What is required:
Output every entry exactly, from the first line to the last.

Data for this task:

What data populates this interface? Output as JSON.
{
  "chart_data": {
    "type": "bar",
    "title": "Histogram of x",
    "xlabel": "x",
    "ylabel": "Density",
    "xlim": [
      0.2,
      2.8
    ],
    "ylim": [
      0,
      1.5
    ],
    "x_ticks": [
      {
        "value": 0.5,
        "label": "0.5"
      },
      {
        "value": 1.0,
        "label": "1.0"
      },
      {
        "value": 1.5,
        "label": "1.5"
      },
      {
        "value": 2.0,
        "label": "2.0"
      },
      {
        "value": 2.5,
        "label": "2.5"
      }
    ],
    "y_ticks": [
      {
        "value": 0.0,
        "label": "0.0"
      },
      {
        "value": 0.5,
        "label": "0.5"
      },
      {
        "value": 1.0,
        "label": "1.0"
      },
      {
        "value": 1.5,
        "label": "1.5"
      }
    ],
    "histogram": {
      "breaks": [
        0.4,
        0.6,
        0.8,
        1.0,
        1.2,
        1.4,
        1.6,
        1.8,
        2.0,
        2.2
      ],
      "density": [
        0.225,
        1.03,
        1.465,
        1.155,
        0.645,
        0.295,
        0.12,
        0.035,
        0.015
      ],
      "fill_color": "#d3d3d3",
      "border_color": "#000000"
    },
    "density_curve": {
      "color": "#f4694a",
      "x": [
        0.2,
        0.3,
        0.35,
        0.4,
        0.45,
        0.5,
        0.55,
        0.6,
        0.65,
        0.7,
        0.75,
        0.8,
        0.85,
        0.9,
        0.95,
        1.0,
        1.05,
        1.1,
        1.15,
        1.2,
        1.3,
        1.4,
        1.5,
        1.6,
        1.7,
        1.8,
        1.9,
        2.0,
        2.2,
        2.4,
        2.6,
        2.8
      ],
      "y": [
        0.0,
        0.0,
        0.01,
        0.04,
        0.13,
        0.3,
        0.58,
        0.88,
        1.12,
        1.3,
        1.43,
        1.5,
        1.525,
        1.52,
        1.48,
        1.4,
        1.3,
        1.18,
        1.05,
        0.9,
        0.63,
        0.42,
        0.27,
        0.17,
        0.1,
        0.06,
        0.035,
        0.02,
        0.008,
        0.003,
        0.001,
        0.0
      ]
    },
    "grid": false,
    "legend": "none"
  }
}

The result:
What data populates this interface? Output as JSON.
{
  "chart_data": {
    "type": "bar",
    "title": "Histogram of x",
    "xlabel": "x",
    "ylabel": "Density",
    "xlim": [
      0.2,
      2.8
    ],
    "ylim": [
      0,
      1.5
    ],
    "x_ticks": [
      {
        "value": 0.5,
        "label": "0.5"
      },
      {
        "value": 1.0,
        "label": "1.0"
      },
      {
        "value": 1.5,
        "label": "1.5"
      },
      {
        "value": 2.0,
        "label": "2.0"
      },
      {
        "value": 2.5,
        "label": "2.5"
      }
    ],
    "y_ticks": [
      {
        "value": 0.0,
        "label": "0.0"
      },
      {
        "value": 0.5,
        "label": "0.5"
      },
      {
        "value": 1.0,
        "label": "1.0"
      },
      {
        "value": 1.5,
        "label": "1.5"
      }
    ],
    "histogram": {
      "breaks": [
        0.4,
        0.6,
        0.8,
        1.0,
        1.2,
        1.4,
        1.6,
        1.8,
        2.0,
        2.2
      ],
      "density": [
        0.225,
        1.03,
        1.465,
        1.155,
        0.645,
        0.295,
        0.12,
        0.035,
        0.015
      ],
      "fill_color": "#d3d3d3",
      "border_color": "#000000"
    },
    "density_curve": {
      "color": "#f4694a",
      "x": [
        0.2,
        0.3,
        0.35,
        0.4,
        0.45,
        0.5,
        0.55,
        0.6,
        0.65,
        0.7,
        0.75,
        0.8,
        0.85,
        0.9,
        0.95,
        1.0,
        1.05,
        1.1,
        1.15,
        1.2,
        1.3,
        1.4,
        1.5,
        1.6,
        1.7,
        1.8,
        1.9,
        2.0,
        2.2,
        2.4,
        2.6,
        2.8
      ],
      "y": [
        0.0,
        0.0,
        0.01,
        0.04,
        0.13,
        0.3,
        0.58,
        0.88,
        1.12,
        1.3,
        1.43,
        1.5,
        1.525,
        1.52,
        1.48,
        1.4,
        1.3,
        1.18,
        1.05,
        0.9,
        0.63,
        0.42,
        0.27,
        0.17,
        0.1,
        0.06,
        0.035,
        0.02,
        0.008,
        0.003,
        0.001,
        0.0
      ]
    },
    "grid": false,
    "legend": "none"
  }
}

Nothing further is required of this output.